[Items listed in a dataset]
********************

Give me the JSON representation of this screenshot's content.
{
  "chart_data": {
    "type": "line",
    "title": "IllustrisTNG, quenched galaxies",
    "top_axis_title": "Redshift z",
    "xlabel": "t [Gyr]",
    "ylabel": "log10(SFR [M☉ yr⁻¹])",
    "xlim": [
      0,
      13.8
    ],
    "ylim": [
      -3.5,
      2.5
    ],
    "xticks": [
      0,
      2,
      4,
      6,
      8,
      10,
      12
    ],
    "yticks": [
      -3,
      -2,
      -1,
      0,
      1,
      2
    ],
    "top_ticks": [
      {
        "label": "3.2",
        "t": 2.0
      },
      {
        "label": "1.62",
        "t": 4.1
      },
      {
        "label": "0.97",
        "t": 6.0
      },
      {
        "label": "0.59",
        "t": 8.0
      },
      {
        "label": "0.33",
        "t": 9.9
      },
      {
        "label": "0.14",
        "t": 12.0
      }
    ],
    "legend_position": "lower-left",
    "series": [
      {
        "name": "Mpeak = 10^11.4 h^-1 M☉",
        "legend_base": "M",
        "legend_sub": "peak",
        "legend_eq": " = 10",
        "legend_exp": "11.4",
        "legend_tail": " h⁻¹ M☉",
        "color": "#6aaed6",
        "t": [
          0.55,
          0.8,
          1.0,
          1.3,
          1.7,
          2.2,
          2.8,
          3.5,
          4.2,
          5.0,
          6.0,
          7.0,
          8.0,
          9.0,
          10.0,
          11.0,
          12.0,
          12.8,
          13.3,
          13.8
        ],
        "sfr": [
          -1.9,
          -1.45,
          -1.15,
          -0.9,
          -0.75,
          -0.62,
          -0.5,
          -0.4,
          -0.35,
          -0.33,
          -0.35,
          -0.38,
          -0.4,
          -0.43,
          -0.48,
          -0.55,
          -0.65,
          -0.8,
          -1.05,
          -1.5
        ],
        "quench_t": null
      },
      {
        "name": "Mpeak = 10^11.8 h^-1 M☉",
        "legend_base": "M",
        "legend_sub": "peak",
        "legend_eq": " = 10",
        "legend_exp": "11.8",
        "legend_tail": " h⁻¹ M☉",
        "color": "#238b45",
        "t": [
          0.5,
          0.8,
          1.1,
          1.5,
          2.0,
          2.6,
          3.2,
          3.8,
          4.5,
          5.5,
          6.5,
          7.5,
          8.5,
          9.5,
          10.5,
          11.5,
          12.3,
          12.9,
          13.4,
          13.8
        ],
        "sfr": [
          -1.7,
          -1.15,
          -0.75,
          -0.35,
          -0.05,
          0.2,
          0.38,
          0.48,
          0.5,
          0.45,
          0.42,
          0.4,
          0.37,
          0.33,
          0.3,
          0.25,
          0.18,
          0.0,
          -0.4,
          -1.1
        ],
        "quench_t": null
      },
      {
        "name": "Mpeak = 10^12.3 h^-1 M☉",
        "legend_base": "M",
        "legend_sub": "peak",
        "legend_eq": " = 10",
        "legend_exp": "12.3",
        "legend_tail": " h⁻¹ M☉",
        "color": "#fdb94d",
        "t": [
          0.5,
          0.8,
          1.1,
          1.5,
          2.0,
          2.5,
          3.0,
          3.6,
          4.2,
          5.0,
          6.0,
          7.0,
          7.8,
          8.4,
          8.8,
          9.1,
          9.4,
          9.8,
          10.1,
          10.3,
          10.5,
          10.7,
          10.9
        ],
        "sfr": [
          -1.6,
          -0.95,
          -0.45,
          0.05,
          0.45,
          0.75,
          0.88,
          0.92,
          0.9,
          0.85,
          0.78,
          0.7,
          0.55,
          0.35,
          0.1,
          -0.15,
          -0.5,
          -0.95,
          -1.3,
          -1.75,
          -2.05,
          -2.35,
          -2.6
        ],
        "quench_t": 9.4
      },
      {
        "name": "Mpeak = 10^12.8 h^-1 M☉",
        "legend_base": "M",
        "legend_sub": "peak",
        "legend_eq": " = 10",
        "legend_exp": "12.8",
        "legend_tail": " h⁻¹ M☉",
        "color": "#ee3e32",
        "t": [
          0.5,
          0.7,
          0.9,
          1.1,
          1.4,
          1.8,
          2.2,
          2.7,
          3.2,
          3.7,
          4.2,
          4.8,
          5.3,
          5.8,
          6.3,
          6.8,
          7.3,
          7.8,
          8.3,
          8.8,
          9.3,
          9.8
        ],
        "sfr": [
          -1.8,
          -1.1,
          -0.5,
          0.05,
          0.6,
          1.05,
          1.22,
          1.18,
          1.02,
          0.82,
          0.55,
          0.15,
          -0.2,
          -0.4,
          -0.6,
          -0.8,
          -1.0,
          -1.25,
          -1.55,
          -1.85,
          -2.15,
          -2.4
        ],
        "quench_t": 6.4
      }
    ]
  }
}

********************

* [TO DO]:
Looking at the data above, show all lines where the word "Mpeak" occurs.

* [EXERCISE RESPONSE]:
        "name": "Mpeak = 10^11.4 h^-1 M☉",
        "name": "Mpeak = 10^11.8 h^-1 M☉",
        "name": "Mpeak = 10^12.3 h^-1 M☉",
        "name": "Mpeak = 10^12.8 h^-1 M☉",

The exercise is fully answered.